Task instructions -
Look through the lines below and state how many hold the word "color". Write only the number.

Data lines -
* * * * *

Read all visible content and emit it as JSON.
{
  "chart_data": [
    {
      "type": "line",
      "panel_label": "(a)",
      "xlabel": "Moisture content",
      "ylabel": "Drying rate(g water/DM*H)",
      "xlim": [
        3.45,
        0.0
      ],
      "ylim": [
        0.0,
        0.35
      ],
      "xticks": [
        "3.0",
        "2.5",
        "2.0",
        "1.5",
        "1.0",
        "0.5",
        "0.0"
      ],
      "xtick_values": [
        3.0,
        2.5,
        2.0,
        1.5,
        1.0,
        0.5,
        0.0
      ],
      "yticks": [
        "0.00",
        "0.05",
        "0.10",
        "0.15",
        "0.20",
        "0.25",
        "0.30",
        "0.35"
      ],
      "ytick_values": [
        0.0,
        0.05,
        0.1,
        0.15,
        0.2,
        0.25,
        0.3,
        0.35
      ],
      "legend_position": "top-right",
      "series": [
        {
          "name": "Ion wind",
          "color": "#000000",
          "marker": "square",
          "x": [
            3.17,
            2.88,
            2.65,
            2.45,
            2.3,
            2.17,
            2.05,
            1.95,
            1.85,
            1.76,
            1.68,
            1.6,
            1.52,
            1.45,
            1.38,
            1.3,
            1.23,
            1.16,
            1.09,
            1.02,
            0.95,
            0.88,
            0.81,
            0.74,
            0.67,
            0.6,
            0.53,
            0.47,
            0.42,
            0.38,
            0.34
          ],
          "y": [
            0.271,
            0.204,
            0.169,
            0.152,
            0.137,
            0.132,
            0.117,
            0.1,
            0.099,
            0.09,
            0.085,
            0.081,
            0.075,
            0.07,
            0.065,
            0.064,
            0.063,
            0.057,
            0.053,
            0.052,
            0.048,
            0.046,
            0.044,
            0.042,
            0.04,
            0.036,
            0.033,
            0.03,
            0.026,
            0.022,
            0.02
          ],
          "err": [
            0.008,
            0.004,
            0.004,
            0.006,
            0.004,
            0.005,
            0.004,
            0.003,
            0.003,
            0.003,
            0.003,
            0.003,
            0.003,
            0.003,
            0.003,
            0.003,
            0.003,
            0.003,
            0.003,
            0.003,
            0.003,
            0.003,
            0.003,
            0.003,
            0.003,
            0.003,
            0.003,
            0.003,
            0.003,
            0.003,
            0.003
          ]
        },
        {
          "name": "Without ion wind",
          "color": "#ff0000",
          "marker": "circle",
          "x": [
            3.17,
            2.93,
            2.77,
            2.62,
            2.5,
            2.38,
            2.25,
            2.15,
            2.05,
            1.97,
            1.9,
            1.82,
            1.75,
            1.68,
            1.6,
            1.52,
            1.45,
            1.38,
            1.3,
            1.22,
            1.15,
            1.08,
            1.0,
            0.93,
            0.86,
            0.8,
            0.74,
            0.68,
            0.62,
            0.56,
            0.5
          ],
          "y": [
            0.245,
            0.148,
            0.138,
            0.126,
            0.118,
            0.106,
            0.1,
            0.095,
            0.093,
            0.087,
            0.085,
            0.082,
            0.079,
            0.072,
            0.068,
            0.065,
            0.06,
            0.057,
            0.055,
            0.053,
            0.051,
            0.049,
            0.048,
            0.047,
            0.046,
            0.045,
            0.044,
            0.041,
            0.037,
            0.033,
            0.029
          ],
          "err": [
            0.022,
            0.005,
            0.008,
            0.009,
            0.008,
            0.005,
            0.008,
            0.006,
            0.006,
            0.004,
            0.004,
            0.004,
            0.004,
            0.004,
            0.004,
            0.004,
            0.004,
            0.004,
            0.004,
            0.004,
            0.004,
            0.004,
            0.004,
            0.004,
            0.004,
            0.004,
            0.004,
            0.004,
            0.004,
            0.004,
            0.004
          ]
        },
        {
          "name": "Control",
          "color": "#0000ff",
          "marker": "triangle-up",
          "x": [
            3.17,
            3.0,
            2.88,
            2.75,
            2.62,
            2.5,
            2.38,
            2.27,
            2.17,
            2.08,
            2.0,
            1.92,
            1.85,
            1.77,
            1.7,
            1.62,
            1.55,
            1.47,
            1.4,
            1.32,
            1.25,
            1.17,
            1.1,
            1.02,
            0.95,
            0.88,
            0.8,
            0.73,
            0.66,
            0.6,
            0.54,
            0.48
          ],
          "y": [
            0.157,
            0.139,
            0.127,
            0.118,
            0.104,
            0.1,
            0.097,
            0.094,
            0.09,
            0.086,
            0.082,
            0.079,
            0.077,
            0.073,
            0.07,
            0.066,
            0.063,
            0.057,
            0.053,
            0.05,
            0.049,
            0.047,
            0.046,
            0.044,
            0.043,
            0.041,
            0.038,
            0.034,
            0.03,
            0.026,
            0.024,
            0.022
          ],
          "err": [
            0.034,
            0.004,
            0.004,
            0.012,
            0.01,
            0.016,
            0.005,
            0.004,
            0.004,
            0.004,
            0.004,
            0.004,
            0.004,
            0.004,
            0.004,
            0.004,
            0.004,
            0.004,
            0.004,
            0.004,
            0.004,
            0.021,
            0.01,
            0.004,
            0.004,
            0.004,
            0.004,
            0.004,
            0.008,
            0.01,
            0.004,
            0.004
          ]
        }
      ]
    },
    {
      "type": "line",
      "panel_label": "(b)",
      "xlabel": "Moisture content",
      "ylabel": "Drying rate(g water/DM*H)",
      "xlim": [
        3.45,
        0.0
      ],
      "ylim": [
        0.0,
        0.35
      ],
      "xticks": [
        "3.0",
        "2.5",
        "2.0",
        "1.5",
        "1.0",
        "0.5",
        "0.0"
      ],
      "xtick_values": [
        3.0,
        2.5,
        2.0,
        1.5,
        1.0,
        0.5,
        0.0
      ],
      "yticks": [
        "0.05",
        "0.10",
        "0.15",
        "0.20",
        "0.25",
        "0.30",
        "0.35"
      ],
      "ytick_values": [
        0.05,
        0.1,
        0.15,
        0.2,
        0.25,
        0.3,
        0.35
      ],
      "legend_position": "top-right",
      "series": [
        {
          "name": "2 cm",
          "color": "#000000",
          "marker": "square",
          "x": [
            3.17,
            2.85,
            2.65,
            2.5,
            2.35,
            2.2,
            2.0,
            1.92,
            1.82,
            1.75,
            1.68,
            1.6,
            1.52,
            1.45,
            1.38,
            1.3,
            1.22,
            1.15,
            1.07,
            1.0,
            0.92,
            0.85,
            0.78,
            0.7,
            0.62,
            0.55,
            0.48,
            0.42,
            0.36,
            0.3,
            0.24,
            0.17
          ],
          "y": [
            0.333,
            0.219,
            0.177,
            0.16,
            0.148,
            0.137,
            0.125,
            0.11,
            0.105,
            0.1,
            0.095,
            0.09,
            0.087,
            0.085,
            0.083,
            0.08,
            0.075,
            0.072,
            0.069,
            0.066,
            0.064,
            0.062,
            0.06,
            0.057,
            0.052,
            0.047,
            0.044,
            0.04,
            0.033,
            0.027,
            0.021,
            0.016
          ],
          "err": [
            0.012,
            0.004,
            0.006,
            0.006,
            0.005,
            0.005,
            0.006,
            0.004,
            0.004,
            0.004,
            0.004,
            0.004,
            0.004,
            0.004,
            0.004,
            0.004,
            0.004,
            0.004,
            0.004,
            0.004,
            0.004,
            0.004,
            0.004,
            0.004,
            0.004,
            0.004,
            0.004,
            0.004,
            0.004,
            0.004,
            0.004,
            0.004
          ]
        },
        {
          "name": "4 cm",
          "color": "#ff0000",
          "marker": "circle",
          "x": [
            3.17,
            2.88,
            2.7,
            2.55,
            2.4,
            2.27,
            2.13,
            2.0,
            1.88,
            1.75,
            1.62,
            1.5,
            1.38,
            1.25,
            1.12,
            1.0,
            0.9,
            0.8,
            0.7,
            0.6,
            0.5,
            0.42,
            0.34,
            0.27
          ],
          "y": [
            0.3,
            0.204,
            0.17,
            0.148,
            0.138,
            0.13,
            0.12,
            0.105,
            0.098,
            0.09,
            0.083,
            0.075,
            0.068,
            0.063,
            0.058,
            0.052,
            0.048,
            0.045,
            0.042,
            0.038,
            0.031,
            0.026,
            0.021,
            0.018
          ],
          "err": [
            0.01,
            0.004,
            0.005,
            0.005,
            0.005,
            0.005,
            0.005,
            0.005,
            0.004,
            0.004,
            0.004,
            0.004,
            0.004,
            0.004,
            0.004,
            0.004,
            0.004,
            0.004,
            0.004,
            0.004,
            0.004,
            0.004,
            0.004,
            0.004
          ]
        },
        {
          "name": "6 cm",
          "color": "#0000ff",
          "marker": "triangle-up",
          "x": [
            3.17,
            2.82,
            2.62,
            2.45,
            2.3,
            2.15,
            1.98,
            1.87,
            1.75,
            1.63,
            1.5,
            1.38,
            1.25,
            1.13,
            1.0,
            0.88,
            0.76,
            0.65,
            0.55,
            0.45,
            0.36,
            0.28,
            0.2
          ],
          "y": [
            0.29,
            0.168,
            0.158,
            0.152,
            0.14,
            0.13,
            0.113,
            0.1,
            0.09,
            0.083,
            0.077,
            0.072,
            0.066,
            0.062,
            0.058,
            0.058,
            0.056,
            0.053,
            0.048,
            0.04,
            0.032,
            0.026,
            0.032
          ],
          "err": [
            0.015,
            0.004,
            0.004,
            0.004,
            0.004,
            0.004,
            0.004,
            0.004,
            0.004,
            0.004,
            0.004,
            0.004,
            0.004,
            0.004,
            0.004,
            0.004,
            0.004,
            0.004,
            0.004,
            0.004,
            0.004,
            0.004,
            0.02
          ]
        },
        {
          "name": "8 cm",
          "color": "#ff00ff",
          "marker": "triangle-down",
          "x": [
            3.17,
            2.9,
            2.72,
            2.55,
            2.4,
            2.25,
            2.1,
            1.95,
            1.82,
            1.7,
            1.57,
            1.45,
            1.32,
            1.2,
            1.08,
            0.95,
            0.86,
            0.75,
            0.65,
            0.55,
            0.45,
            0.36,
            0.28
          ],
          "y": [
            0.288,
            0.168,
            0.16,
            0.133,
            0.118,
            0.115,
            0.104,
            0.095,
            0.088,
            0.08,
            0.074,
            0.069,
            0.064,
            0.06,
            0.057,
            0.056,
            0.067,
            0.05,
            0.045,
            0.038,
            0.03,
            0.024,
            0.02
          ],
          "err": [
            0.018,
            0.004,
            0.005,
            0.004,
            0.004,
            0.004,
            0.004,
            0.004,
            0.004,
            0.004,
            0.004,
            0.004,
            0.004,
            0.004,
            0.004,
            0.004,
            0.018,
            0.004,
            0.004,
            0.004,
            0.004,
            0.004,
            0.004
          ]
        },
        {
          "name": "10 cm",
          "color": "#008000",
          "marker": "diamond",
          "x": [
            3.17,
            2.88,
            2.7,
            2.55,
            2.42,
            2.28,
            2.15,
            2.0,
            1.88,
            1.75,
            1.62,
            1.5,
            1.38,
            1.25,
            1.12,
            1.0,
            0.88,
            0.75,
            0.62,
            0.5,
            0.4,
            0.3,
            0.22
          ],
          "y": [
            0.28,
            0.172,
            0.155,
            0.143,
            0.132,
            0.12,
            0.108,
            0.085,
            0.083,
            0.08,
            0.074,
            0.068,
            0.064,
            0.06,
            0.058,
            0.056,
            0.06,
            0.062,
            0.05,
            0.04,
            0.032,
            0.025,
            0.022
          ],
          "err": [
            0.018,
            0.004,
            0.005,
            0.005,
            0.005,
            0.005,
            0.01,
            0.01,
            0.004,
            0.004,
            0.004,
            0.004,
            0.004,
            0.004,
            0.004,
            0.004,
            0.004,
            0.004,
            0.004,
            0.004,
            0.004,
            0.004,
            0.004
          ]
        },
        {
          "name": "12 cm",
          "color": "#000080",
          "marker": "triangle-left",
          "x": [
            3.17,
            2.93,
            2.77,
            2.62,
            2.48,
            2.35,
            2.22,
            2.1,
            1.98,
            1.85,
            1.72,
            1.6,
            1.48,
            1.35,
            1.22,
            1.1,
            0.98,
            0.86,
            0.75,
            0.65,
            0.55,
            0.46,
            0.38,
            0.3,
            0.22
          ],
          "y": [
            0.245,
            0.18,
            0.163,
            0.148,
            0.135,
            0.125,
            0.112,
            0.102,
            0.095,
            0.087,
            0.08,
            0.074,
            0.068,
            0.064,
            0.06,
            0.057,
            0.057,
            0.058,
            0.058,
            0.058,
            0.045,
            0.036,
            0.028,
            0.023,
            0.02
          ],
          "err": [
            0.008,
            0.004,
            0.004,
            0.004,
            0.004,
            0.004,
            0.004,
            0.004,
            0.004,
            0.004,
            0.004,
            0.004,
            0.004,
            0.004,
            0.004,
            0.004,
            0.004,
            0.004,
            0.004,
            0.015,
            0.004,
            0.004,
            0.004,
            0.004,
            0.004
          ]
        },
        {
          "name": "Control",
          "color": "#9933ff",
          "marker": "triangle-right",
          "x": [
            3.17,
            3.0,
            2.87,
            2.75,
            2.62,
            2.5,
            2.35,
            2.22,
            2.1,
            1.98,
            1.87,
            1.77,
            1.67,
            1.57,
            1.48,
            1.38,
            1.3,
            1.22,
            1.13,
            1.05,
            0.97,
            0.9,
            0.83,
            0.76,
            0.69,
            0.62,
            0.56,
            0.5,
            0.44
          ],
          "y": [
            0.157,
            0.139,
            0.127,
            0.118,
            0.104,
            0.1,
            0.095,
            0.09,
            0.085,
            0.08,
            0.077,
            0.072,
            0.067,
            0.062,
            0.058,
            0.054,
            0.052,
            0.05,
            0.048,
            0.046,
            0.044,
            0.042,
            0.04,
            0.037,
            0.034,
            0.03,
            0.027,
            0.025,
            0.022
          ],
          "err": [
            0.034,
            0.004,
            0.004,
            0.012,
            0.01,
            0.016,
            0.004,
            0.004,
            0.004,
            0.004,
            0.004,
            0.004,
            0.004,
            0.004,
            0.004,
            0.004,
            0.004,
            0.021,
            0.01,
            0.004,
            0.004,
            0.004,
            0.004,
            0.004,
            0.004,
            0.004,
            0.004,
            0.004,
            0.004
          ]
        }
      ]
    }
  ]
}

* * * * *

Completed exercise -
10